- **What the task asks**: Look through the listing for the word "name". Copy each line that has it.
· · · · · · ·
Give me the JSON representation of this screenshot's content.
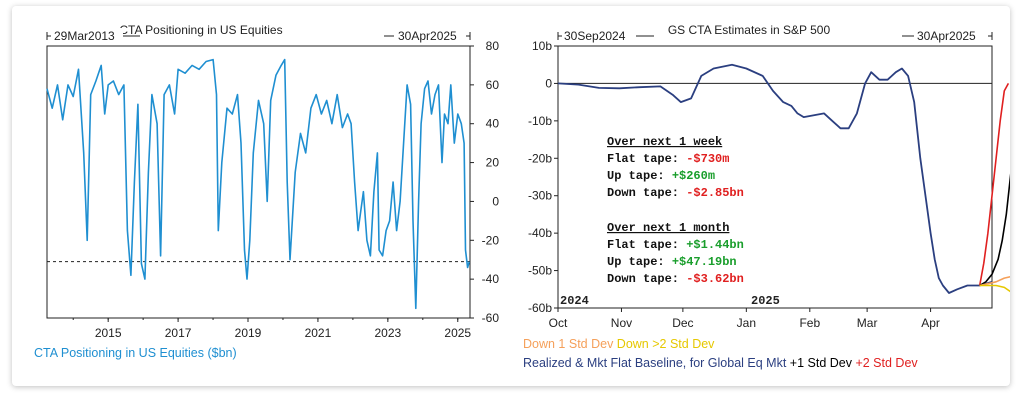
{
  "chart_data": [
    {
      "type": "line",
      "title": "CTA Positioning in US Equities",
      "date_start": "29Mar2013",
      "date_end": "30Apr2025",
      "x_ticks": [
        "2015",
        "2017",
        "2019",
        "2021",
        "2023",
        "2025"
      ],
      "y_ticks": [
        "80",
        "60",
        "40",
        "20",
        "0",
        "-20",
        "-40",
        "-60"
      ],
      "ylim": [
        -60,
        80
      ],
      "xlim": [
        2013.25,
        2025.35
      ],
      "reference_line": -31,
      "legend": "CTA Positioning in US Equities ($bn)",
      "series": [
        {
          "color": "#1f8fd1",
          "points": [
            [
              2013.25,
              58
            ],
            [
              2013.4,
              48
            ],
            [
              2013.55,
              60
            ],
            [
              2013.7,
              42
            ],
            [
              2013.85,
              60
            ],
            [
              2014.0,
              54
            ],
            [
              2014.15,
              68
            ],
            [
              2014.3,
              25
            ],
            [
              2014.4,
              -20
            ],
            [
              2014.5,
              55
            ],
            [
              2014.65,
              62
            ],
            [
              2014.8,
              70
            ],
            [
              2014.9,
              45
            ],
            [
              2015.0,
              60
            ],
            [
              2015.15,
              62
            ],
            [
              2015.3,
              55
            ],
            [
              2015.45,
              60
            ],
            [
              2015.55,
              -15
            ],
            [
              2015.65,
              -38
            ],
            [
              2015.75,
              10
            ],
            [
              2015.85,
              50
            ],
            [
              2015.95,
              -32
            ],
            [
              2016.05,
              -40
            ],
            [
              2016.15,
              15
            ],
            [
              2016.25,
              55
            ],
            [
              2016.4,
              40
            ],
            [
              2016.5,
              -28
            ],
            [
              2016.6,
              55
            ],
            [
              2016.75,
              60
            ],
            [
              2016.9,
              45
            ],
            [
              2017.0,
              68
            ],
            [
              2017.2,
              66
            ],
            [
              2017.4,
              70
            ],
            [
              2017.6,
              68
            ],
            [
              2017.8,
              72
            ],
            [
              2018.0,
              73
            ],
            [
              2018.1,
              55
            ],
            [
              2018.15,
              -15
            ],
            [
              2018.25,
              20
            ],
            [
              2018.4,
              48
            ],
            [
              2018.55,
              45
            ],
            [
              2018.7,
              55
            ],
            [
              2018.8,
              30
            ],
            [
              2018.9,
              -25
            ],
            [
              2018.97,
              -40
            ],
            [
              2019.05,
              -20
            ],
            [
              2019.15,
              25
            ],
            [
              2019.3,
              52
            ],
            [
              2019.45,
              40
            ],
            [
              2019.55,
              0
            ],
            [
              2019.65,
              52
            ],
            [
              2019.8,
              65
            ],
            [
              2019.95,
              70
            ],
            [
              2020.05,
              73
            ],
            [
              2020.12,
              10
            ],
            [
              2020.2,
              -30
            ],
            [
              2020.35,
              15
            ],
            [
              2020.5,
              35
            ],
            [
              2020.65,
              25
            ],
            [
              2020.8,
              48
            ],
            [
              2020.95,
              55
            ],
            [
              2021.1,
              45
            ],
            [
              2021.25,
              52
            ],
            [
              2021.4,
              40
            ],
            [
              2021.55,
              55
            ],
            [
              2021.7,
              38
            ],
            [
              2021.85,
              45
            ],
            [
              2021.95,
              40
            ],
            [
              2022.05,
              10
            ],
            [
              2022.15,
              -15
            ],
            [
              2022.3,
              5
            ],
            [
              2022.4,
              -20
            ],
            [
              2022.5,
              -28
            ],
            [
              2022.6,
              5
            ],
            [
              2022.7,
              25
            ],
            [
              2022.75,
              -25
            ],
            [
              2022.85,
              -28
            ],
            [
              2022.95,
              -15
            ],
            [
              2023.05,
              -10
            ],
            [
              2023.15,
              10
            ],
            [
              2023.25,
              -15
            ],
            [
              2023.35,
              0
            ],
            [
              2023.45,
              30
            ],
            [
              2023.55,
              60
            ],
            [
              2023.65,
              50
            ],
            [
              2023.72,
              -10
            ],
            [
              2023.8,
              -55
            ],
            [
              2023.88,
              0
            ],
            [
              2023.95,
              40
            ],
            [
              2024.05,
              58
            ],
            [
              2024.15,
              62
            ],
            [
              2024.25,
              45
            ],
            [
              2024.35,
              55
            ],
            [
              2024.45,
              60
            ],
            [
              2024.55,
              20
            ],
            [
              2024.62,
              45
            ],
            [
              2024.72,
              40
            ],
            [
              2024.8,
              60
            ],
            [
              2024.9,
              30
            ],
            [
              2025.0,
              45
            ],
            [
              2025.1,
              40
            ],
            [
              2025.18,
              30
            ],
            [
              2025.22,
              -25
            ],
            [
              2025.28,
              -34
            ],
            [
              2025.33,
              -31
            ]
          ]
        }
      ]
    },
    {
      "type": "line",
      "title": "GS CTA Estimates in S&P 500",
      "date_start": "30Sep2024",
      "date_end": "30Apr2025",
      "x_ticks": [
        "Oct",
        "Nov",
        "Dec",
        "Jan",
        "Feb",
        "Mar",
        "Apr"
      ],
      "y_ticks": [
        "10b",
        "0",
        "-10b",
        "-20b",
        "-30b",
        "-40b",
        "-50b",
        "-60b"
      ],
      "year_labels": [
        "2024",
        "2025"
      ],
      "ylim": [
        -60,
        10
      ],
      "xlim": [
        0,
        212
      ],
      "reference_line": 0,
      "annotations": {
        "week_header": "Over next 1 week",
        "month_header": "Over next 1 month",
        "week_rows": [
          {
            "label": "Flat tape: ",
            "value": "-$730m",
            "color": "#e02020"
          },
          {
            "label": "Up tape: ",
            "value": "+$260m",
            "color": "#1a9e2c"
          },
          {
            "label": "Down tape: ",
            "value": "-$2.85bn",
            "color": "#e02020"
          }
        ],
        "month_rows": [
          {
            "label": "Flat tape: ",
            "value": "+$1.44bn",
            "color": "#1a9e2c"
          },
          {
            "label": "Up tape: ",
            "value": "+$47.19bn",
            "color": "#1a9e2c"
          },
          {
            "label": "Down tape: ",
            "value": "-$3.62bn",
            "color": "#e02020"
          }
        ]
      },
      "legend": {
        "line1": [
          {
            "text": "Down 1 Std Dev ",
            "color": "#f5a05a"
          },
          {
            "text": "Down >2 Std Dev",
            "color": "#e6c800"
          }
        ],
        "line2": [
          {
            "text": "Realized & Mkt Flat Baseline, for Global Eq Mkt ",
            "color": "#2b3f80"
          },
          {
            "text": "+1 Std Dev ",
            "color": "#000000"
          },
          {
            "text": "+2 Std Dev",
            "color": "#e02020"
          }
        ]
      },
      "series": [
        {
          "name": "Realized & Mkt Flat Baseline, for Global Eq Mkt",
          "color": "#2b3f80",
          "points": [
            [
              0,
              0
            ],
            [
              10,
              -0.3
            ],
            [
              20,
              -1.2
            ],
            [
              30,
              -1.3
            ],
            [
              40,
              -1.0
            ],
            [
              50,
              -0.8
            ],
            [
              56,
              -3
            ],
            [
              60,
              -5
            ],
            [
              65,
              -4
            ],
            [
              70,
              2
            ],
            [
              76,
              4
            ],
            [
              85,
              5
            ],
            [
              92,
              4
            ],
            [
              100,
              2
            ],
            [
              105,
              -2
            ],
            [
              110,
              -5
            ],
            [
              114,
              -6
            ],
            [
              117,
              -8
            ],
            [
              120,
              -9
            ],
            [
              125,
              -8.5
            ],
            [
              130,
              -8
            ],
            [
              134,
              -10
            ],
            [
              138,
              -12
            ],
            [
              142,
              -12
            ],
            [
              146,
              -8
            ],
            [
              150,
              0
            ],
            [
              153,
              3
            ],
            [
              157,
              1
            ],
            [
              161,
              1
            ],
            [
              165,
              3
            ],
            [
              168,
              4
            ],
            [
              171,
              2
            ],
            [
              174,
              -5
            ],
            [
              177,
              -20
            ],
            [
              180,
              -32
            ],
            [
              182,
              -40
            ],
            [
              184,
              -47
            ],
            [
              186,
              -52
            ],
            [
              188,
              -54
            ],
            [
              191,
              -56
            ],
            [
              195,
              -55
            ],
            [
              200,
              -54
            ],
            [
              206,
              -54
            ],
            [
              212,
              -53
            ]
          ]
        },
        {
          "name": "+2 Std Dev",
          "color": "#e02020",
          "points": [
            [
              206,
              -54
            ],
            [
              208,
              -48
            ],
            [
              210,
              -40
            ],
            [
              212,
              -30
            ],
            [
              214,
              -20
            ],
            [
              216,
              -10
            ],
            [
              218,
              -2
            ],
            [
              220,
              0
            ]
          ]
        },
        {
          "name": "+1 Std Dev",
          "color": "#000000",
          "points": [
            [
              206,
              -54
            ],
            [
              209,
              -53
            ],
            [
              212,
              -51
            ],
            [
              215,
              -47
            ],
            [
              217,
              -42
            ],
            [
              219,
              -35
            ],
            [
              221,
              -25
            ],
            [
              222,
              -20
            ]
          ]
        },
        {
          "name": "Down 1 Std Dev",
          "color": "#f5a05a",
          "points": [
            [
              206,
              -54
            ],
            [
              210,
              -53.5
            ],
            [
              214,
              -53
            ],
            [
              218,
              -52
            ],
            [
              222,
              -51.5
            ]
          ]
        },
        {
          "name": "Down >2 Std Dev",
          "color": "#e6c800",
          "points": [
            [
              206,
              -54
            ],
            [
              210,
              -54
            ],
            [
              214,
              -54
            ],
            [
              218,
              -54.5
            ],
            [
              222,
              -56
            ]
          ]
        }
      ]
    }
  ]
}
· · · · · · ·
- **Answer to this problem**:
          "name": "Realized & Mkt Flat Baseline, for Global Eq Mkt",
          "name": "+2 Std Dev",
          "name": "+1 Std Dev",
          "name": "Down 1 Std Dev",
          "name": "Down >2 Std Dev",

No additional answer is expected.